**Written request**
How many lines in the entries below contain "type"? Answer with the number only.

**Dataset excerpts**
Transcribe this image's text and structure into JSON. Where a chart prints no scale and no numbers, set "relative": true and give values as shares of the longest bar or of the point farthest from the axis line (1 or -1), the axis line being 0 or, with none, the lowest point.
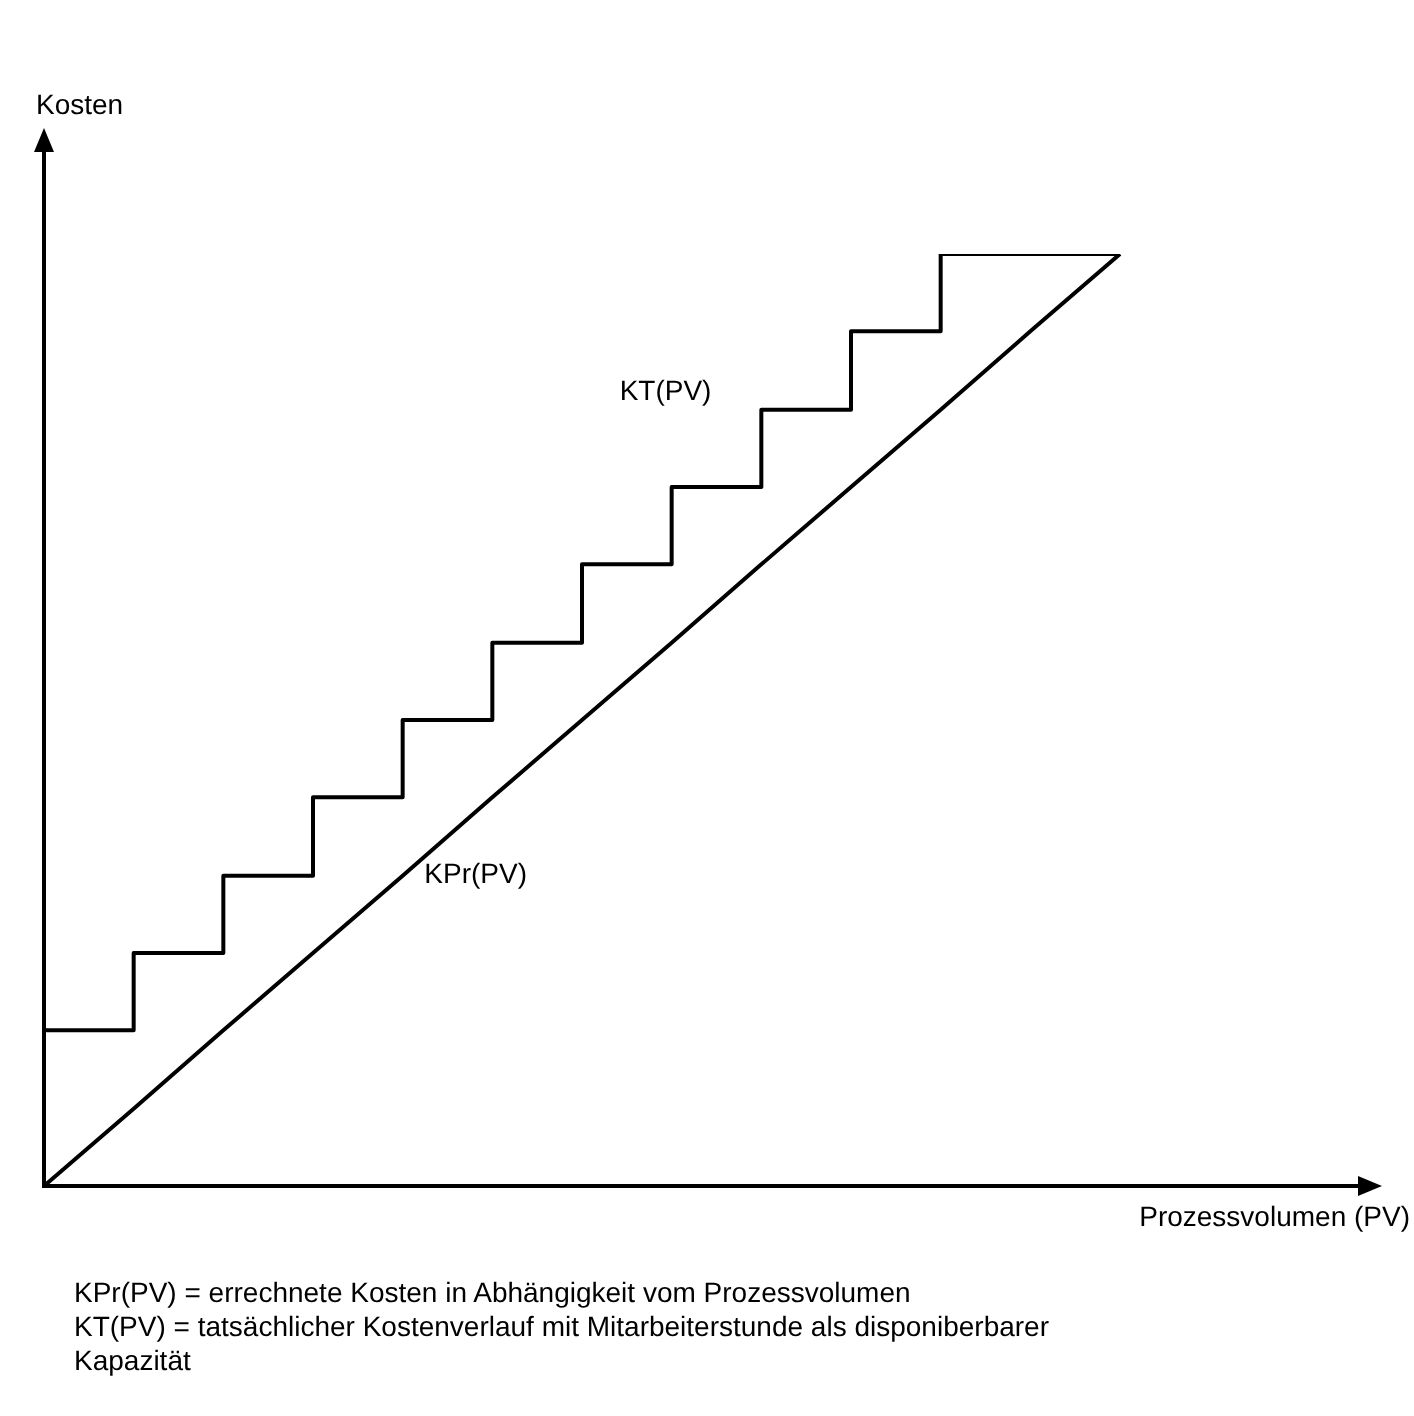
{
  "chart_data": {
    "type": "line",
    "relative": true,
    "xlabel": "Prozessvolumen (PV)",
    "ylabel": "Kosten",
    "categories": [
      null,
      null,
      null,
      null,
      null,
      null,
      null,
      null,
      null,
      null,
      null,
      null,
      null
    ],
    "series": [
      {
        "name": "KT(PV)",
        "type": "step",
        "color": "#000000",
        "values": [
          0.083,
          0.167,
          0.25,
          0.333,
          0.417,
          0.5,
          0.583,
          0.667,
          0.75,
          0.833,
          0.917,
          1,
          1
        ]
      },
      {
        "name": "KPr(PV)",
        "type": "line",
        "color": "#000000",
        "values": [
          0,
          0.083,
          0.167,
          0.25,
          0.333,
          0.417,
          0.5,
          0.583,
          0.667,
          0.75,
          0.833,
          0.917,
          1
        ]
      }
    ],
    "legend": false,
    "marker": "none",
    "annotations": [
      "KPr(PV)  = errechnete Kosten in Abhängigkeit vom Prozessvolumen",
      "KT(PV) = tatsächlicher Kostenverlauf mit Mitarbeiterstunde als disponiberbarer Kapazität"
    ]
  }
}
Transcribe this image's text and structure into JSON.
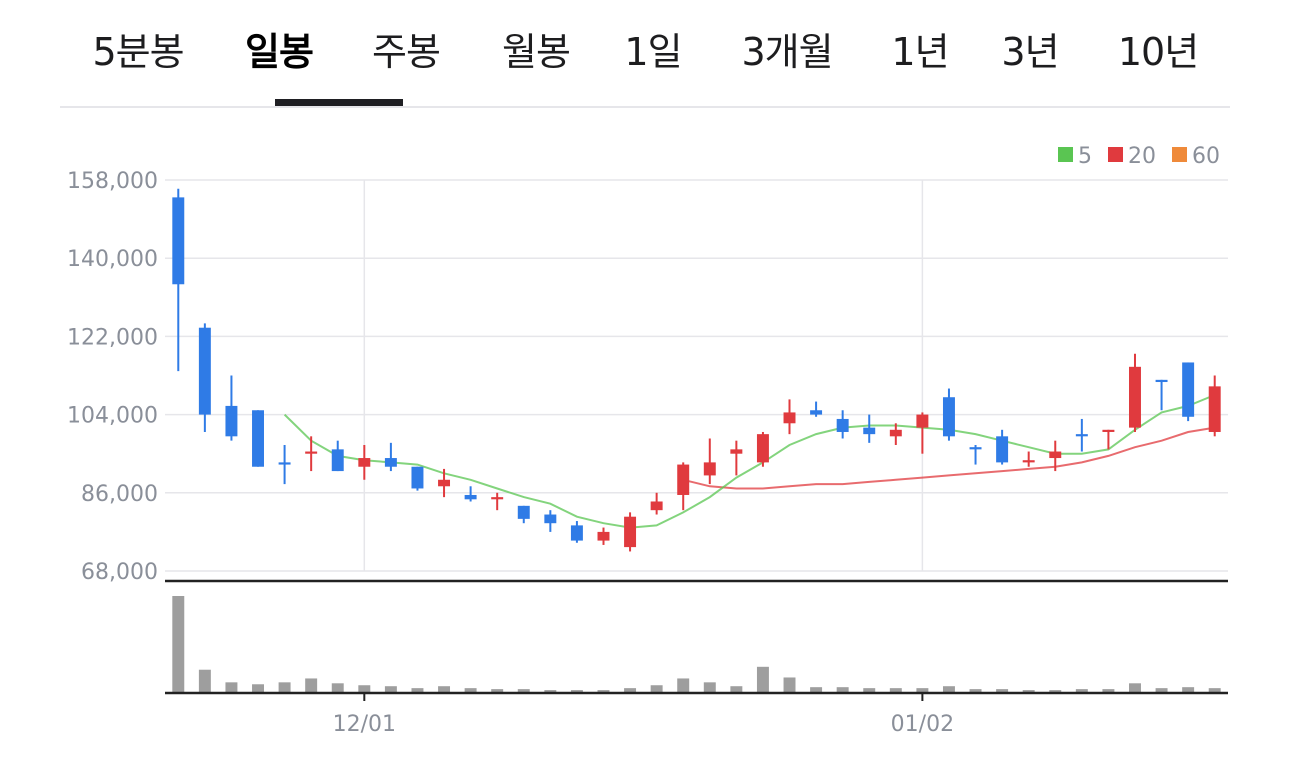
{
  "tabs": [
    {
      "label": "5분봉",
      "active": false
    },
    {
      "label": "일봉",
      "active": true
    },
    {
      "label": "주봉",
      "active": false
    },
    {
      "label": "월봉",
      "active": false
    },
    {
      "label": "1일",
      "active": false
    },
    {
      "label": "3개월",
      "active": false
    },
    {
      "label": "1년",
      "active": false
    },
    {
      "label": "3년",
      "active": false
    },
    {
      "label": "10년",
      "active": false
    }
  ],
  "colors": {
    "up": "#e03a3e",
    "down": "#2f7be6",
    "ma5": "#5ac552",
    "ma20": "#e03a3e",
    "ma60": "#ef8a3a",
    "volume": "#9e9e9e",
    "grid": "#e6e6ea",
    "axis": "#222222"
  },
  "chart_data": {
    "type": "candlestick",
    "ylim": [
      68000,
      158000
    ],
    "yticks": [
      "158,000",
      "140,000",
      "122,000",
      "104,000",
      "86,000",
      "68,000"
    ],
    "ytick_values": [
      158000,
      140000,
      122000,
      104000,
      86000,
      68000
    ],
    "xtick_labels": [
      {
        "label": "12/01",
        "index": 7
      },
      {
        "label": "01/02",
        "index": 28
      }
    ],
    "legend": [
      {
        "name": "5",
        "color": "#5ac552"
      },
      {
        "name": "20",
        "color": "#e03a3e"
      },
      {
        "name": "60",
        "color": "#ef8a3a"
      }
    ],
    "candles": [
      {
        "o": 154000,
        "h": 156000,
        "l": 114000,
        "c": 134000,
        "v": 1.0
      },
      {
        "o": 124000,
        "h": 125000,
        "l": 100000,
        "c": 104000,
        "v": 0.24
      },
      {
        "o": 106000,
        "h": 113000,
        "l": 98000,
        "c": 99000,
        "v": 0.11
      },
      {
        "o": 105000,
        "h": 105000,
        "l": 92000,
        "c": 92000,
        "v": 0.09
      },
      {
        "o": 93000,
        "h": 97000,
        "l": 88000,
        "c": 92500,
        "v": 0.11
      },
      {
        "o": 95000,
        "h": 99000,
        "l": 91000,
        "c": 95500,
        "v": 0.15
      },
      {
        "o": 96000,
        "h": 98000,
        "l": 91000,
        "c": 91000,
        "v": 0.1
      },
      {
        "o": 92000,
        "h": 97000,
        "l": 89000,
        "c": 94000,
        "v": 0.08
      },
      {
        "o": 94000,
        "h": 97500,
        "l": 91000,
        "c": 92000,
        "v": 0.07
      },
      {
        "o": 92000,
        "h": 92000,
        "l": 86500,
        "c": 87000,
        "v": 0.05
      },
      {
        "o": 87500,
        "h": 91500,
        "l": 85000,
        "c": 89000,
        "v": 0.07
      },
      {
        "o": 85500,
        "h": 87500,
        "l": 84000,
        "c": 84500,
        "v": 0.05
      },
      {
        "o": 84500,
        "h": 86000,
        "l": 82000,
        "c": 85000,
        "v": 0.04
      },
      {
        "o": 83000,
        "h": 83000,
        "l": 79000,
        "c": 80000,
        "v": 0.04
      },
      {
        "o": 81000,
        "h": 82000,
        "l": 77000,
        "c": 79000,
        "v": 0.03
      },
      {
        "o": 78500,
        "h": 79500,
        "l": 74500,
        "c": 75000,
        "v": 0.03
      },
      {
        "o": 75000,
        "h": 78000,
        "l": 74000,
        "c": 77000,
        "v": 0.03
      },
      {
        "o": 73500,
        "h": 81500,
        "l": 72500,
        "c": 80500,
        "v": 0.05
      },
      {
        "o": 82000,
        "h": 86000,
        "l": 81000,
        "c": 84000,
        "v": 0.08
      },
      {
        "o": 85500,
        "h": 93000,
        "l": 82000,
        "c": 92500,
        "v": 0.15
      },
      {
        "o": 90000,
        "h": 98500,
        "l": 88000,
        "c": 93000,
        "v": 0.11
      },
      {
        "o": 95000,
        "h": 98000,
        "l": 90000,
        "c": 96000,
        "v": 0.07
      },
      {
        "o": 93000,
        "h": 100000,
        "l": 92000,
        "c": 99500,
        "v": 0.27
      },
      {
        "o": 102000,
        "h": 107500,
        "l": 99500,
        "c": 104500,
        "v": 0.16
      },
      {
        "o": 105000,
        "h": 107000,
        "l": 103500,
        "c": 104000,
        "v": 0.06
      },
      {
        "o": 103000,
        "h": 105000,
        "l": 98500,
        "c": 100000,
        "v": 0.06
      },
      {
        "o": 101000,
        "h": 104000,
        "l": 97500,
        "c": 99500,
        "v": 0.05
      },
      {
        "o": 99000,
        "h": 102000,
        "l": 97000,
        "c": 100500,
        "v": 0.05
      },
      {
        "o": 101000,
        "h": 104500,
        "l": 95000,
        "c": 104000,
        "v": 0.05
      },
      {
        "o": 108000,
        "h": 110000,
        "l": 98000,
        "c": 99000,
        "v": 0.07
      },
      {
        "o": 96500,
        "h": 97000,
        "l": 92500,
        "c": 96000,
        "v": 0.04
      },
      {
        "o": 99000,
        "h": 100500,
        "l": 92500,
        "c": 93000,
        "v": 0.04
      },
      {
        "o": 93000,
        "h": 95500,
        "l": 92000,
        "c": 93500,
        "v": 0.03
      },
      {
        "o": 94000,
        "h": 98000,
        "l": 91000,
        "c": 95500,
        "v": 0.03
      },
      {
        "o": 99500,
        "h": 103000,
        "l": 95500,
        "c": 99000,
        "v": 0.04
      },
      {
        "o": 100000,
        "h": 100500,
        "l": 96000,
        "c": 100500,
        "v": 0.04
      },
      {
        "o": 101000,
        "h": 118000,
        "l": 100000,
        "c": 115000,
        "v": 0.1
      },
      {
        "o": 112000,
        "h": 112000,
        "l": 105000,
        "c": 111500,
        "v": 0.05
      },
      {
        "o": 116000,
        "h": 116000,
        "l": 102500,
        "c": 103500,
        "v": 0.06
      },
      {
        "o": 100000,
        "h": 113000,
        "l": 99000,
        "c": 110500,
        "v": 0.05
      }
    ],
    "ma5": [
      null,
      null,
      null,
      null,
      104000,
      98000,
      94500,
      93500,
      93000,
      92500,
      90500,
      89000,
      87000,
      85000,
      83500,
      80500,
      79000,
      78000,
      78500,
      81500,
      85000,
      89500,
      93000,
      97000,
      99500,
      101000,
      101500,
      101500,
      101000,
      100500,
      99500,
      98000,
      96500,
      95000,
      95000,
      96000,
      100500,
      104500,
      106000,
      108500
    ],
    "ma20": [
      null,
      null,
      null,
      null,
      null,
      null,
      null,
      null,
      null,
      null,
      null,
      null,
      null,
      null,
      null,
      null,
      null,
      null,
      null,
      89000,
      87500,
      87000,
      87000,
      87500,
      88000,
      88000,
      88500,
      89000,
      89500,
      90000,
      90500,
      91000,
      91500,
      92000,
      93000,
      94500,
      96500,
      98000,
      100000,
      101000
    ]
  }
}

**The reply**
4